Begin
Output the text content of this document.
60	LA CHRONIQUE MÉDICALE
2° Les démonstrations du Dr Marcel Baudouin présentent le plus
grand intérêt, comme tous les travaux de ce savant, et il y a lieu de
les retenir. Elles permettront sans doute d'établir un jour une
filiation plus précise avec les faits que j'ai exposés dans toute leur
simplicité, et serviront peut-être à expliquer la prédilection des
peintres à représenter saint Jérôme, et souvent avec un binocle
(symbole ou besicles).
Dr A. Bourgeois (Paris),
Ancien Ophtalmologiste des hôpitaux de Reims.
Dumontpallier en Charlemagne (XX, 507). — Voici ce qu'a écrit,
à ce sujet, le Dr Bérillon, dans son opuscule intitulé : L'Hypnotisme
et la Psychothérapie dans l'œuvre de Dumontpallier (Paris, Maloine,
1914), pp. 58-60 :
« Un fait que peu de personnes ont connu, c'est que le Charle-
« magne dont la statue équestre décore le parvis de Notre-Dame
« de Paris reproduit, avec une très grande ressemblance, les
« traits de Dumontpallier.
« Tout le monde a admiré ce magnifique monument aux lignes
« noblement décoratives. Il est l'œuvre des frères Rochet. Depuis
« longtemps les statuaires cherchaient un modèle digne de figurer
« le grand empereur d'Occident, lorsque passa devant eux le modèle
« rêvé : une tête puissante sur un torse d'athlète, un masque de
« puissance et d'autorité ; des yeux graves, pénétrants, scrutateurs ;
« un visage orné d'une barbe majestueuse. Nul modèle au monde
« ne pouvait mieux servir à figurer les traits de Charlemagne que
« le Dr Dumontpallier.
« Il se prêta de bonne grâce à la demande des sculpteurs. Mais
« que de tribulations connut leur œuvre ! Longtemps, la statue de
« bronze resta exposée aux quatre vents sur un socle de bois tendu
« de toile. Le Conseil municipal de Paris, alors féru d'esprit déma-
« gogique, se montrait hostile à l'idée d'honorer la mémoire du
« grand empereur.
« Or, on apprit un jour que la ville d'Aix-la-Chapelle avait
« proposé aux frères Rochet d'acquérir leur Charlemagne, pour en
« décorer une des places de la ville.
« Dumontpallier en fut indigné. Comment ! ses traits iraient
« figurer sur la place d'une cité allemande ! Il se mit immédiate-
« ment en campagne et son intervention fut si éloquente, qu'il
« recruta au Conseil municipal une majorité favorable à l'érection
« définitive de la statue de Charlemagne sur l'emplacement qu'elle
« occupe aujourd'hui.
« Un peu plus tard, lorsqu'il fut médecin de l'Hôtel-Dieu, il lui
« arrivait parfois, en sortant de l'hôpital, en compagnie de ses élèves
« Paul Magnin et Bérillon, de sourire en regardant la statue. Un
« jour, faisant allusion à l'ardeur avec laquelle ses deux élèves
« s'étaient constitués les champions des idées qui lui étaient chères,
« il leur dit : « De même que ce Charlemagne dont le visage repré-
End
* WRITTEN EXERCISE:
Return the material exactly as it stands.

* EXPECTED OUTPUT:
Output the text content of this document.
60	LA CHRONIQUE MÉDICALE
2° Les démonstrations du Dr Marcel Baudouin présentent le plus
grand intérêt, comme tous les travaux de ce savant, et il y a lieu de
les retenir. Elles permettront sans doute d'établir un jour une
filiation plus précise avec les faits que j'ai exposés dans toute leur
simplicité, et serviront peut-être à expliquer la prédilection des
peintres à représenter saint Jérôme, et souvent avec un binocle
(symbole ou besicles).
Dr A. Bourgeois (Paris),
Ancien Ophtalmologiste des hôpitaux de Reims.
Dumontpallier en Charlemagne (XX, 507). — Voici ce qu'a écrit,
à ce sujet, le Dr Bérillon, dans son opuscule intitulé : L'Hypnotisme
et la Psychothérapie dans l'œuvre de Dumontpallier (Paris, Maloine,
1914), pp. 58-60 :
« Un fait que peu de personnes ont connu, c'est que le Charle-
« magne dont la statue équestre décore le parvis de Notre-Dame
« de Paris reproduit, avec une très grande ressemblance, les
« traits de Dumontpallier.
« Tout le monde a admiré ce magnifique monument aux lignes
« noblement décoratives. Il est l'œuvre des frères Rochet. Depuis
« longtemps les statuaires cherchaient un modèle digne de figurer
« le grand empereur d'Occident, lorsque passa devant eux le modèle
« rêvé : une tête puissante sur un torse d'athlète, un masque de
« puissance et d'autorité ; des yeux graves, pénétrants, scrutateurs ;
« un visage orné d'une barbe majestueuse. Nul modèle au monde
« ne pouvait mieux servir à figurer les traits de Charlemagne que
« le Dr Dumontpallier.
« Il se prêta de bonne grâce à la demande des sculpteurs. Mais
« que de tribulations connut leur œuvre ! Longtemps, la statue de
« bronze resta exposée aux quatre vents sur un socle de bois tendu
« de toile. Le Conseil municipal de Paris, alors féru d'esprit déma-
« gogique, se montrait hostile à l'idée d'honorer la mémoire du
« grand empereur.
« Or, on apprit un jour que la ville d'Aix-la-Chapelle avait
« proposé aux frères Rochet d'acquérir leur Charlemagne, pour en
« décorer une des places de la ville.
« Dumontpallier en fut indigné. Comment ! ses traits iraient
« figurer sur la place d'une cité allemande ! Il se mit immédiate-
« ment en campagne et son intervention fut si éloquente, qu'il
« recruta au Conseil municipal une majorité favorable à l'érection
« définitive de la statue de Charlemagne sur l'emplacement qu'elle
« occupe aujourd'hui.
« Un peu plus tard, lorsqu'il fut médecin de l'Hôtel-Dieu, il lui
« arrivait parfois, en sortant de l'hôpital, en compagnie de ses élèves
« Paul Magnin et Bérillon, de sourire en regardant la statue. Un
« jour, faisant allusion à l'ardeur avec laquelle ses deux élèves
« s'étaient constitués les champions des idées qui lui étaient chères,
« il leur dit : « De même que ce Charlemagne dont le visage repré-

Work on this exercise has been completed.